• Dataset excerpt:
+ + + +

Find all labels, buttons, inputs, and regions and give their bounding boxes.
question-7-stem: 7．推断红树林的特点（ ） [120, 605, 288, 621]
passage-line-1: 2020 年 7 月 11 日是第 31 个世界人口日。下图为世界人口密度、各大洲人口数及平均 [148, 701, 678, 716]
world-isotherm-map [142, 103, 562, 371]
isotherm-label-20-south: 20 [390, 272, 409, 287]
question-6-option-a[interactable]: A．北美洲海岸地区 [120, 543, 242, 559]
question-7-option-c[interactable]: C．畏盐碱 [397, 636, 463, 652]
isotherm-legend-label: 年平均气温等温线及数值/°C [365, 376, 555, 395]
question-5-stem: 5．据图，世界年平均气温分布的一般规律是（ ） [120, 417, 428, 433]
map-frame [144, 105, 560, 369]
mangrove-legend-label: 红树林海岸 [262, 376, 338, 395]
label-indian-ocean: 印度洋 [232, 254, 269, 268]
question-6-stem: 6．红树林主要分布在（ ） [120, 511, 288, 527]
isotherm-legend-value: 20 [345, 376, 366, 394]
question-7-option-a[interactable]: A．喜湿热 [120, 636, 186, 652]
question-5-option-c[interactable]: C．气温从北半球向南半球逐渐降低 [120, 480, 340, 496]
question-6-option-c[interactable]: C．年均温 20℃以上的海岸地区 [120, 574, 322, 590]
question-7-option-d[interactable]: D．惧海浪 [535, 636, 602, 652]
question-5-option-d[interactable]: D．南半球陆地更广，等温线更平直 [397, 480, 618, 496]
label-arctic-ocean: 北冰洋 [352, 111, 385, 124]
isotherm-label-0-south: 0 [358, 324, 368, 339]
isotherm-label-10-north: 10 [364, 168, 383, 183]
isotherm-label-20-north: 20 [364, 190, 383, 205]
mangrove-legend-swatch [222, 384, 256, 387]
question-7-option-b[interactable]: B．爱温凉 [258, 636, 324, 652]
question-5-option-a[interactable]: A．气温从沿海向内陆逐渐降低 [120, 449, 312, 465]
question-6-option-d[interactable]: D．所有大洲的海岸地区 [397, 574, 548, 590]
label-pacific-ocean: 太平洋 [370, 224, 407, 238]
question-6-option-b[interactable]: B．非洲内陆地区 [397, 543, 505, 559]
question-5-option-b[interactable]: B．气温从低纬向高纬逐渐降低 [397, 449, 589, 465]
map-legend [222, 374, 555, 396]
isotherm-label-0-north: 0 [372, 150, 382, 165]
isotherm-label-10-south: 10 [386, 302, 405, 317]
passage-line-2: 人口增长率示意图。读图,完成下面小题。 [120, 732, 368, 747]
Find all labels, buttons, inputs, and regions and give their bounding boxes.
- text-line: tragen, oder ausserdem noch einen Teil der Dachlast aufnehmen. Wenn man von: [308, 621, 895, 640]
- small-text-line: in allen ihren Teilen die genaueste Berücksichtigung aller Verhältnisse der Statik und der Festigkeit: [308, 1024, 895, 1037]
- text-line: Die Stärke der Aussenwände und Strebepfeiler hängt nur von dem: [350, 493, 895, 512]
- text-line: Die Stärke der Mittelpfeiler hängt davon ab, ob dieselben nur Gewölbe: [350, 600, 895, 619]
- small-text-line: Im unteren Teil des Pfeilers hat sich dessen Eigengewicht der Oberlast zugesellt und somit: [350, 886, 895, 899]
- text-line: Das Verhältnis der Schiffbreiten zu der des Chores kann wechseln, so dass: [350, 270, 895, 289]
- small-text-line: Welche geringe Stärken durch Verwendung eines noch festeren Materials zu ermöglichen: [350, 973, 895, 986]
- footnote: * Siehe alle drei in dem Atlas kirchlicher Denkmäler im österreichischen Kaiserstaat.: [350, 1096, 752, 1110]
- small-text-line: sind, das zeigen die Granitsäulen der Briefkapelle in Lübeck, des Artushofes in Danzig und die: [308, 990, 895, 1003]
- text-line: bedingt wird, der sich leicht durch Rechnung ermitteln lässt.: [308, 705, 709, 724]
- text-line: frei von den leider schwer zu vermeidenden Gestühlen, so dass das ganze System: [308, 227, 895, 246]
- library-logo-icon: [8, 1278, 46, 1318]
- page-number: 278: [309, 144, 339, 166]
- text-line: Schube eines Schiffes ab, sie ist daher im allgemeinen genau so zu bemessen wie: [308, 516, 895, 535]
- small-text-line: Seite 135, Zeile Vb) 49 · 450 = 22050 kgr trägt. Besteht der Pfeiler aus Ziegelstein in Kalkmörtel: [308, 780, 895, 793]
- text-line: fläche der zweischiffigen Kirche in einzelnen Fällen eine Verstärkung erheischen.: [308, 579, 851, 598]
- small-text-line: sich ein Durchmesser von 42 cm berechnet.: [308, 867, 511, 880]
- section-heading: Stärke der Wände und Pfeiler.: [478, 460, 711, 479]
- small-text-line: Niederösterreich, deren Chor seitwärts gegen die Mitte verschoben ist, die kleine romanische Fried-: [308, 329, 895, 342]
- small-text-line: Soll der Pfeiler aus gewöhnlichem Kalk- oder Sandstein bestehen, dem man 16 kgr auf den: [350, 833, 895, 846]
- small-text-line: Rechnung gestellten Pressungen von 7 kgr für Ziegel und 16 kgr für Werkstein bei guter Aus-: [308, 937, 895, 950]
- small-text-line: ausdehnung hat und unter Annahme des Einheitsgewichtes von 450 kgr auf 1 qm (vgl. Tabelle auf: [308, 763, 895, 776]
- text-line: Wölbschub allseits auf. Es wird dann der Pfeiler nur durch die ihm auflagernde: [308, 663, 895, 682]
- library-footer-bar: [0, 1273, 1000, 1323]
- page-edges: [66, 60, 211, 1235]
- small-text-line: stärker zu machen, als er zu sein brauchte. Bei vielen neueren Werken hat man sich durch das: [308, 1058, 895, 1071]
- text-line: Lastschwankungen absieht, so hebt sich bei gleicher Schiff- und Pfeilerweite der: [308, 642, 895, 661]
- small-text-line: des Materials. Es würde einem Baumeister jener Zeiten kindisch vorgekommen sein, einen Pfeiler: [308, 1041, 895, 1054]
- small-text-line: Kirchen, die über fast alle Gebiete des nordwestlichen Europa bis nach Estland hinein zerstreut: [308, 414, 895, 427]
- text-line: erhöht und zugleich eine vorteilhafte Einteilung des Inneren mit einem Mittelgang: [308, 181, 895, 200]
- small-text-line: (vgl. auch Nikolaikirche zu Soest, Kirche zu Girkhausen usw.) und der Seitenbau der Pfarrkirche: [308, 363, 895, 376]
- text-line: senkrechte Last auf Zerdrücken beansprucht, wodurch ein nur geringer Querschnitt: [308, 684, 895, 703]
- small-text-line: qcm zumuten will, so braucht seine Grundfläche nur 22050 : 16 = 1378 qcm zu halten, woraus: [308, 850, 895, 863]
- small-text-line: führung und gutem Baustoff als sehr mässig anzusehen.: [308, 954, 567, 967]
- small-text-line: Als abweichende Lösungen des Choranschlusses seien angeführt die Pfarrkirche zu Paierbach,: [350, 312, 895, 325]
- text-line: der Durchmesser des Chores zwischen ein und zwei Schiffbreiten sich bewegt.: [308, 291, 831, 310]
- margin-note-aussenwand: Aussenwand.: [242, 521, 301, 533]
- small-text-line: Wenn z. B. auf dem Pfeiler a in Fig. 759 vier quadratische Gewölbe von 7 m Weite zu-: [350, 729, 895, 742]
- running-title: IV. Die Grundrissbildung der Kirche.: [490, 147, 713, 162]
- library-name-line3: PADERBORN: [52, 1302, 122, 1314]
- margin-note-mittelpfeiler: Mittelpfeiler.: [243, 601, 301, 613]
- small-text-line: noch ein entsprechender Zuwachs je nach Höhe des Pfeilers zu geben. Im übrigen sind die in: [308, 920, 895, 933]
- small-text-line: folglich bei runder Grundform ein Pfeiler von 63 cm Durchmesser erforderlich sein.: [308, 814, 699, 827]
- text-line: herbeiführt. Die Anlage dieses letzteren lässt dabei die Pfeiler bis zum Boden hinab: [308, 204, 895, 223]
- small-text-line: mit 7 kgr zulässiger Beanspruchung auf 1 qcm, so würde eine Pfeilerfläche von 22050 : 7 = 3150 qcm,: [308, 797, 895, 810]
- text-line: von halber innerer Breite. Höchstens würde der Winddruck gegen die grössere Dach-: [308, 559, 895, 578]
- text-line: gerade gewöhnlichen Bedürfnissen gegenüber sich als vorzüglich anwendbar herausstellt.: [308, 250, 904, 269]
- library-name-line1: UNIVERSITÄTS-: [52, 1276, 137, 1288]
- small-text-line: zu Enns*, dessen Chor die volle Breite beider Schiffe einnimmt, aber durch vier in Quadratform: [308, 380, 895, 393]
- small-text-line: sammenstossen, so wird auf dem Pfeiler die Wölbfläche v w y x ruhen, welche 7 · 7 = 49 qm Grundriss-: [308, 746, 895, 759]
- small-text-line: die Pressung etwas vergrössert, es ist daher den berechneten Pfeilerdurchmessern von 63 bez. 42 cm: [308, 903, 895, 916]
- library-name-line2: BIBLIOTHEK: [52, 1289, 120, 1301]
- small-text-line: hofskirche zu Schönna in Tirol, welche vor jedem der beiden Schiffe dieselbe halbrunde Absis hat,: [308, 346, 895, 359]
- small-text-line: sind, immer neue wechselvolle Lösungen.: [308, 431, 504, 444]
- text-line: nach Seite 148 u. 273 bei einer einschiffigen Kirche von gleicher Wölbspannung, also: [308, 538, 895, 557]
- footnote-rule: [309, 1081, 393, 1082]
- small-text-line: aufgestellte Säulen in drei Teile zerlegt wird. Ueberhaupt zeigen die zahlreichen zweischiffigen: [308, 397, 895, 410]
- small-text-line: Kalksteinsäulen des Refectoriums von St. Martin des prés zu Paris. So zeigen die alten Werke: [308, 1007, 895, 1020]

+ + + +

• OBJECTIVE: Convert the lines from the start of the records through the line containing "world-isotherm-map [142, 103, 562, 371]" into a numbered list, one line per item.

• EXERCISE ANSWER:
1. Find all labels, buttons, inputs, and regions and give their bounding boxes.
2. question-7-stem: 7．推断红树林的特点（ ） [120, 605, 288, 621]
3. passage-line-1: 2020 年 7 月 11 日是第 31 个世界人口日。下图为世界人口密度、各大洲人口数及平均 [148, 701, 678, 716]
4. world-isotherm-map [142, 103, 562, 371]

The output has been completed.